# The exercise
Which lines contain the word "marker"? Return each of them as written.

# Records that describe figures
┏━━

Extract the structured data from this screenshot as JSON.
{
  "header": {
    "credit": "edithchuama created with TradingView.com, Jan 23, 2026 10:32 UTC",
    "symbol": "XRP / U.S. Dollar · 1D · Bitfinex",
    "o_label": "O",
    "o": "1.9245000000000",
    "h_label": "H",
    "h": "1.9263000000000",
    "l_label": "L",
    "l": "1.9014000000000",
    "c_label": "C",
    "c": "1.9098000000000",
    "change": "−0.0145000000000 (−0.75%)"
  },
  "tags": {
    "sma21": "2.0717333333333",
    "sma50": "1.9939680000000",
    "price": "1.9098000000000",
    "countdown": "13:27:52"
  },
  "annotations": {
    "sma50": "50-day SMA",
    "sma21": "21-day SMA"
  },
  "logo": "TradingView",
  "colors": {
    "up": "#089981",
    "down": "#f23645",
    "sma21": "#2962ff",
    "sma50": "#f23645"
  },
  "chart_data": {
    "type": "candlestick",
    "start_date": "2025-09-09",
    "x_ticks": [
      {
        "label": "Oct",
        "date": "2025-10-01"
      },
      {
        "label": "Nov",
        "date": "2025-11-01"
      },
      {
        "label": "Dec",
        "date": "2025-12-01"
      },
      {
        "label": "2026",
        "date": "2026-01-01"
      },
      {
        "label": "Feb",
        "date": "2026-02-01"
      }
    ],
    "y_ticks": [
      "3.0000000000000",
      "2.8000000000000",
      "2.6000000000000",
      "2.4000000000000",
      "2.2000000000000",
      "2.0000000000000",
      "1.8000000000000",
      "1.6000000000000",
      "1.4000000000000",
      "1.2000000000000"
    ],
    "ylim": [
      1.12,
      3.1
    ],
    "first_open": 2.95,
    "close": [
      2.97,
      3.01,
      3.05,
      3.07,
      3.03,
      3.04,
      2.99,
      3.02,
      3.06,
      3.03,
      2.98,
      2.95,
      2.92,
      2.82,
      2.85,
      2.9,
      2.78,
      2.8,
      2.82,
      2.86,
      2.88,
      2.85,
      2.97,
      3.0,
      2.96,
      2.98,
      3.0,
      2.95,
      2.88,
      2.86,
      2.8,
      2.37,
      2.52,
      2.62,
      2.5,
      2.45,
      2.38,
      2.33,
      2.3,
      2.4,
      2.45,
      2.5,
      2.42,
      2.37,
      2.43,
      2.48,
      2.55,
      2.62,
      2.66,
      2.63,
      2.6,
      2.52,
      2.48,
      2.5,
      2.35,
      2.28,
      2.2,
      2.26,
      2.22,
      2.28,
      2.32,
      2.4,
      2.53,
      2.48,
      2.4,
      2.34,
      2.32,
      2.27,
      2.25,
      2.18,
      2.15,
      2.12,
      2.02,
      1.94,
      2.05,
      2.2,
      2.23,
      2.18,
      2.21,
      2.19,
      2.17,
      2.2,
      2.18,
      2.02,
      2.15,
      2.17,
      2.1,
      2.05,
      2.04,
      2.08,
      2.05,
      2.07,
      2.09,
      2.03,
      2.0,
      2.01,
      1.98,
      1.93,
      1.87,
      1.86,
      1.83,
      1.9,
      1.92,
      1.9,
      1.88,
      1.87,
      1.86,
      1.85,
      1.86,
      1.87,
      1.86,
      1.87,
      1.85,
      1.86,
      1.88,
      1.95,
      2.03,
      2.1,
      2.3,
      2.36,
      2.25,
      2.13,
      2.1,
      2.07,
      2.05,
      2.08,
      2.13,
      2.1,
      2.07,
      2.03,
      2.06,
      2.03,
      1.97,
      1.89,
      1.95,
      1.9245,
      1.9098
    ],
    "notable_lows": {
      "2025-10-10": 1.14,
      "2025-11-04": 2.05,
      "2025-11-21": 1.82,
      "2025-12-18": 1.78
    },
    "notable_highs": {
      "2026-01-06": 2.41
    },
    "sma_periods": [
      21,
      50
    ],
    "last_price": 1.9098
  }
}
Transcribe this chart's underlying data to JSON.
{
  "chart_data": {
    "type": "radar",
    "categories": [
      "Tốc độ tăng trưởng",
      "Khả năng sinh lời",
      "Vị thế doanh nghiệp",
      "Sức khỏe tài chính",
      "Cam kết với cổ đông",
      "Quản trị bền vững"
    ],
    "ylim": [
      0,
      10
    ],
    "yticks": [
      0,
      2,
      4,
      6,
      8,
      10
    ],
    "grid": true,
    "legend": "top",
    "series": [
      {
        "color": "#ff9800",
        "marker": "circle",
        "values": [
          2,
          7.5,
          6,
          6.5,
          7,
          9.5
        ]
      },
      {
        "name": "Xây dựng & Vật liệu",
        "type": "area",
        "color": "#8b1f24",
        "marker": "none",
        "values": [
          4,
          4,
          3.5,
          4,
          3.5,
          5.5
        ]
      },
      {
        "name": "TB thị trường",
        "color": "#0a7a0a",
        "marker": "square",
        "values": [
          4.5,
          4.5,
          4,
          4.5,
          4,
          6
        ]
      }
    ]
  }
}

┗━━

# Task solution
        "marker": "circle",
        "marker": "none",
        "marker": "square",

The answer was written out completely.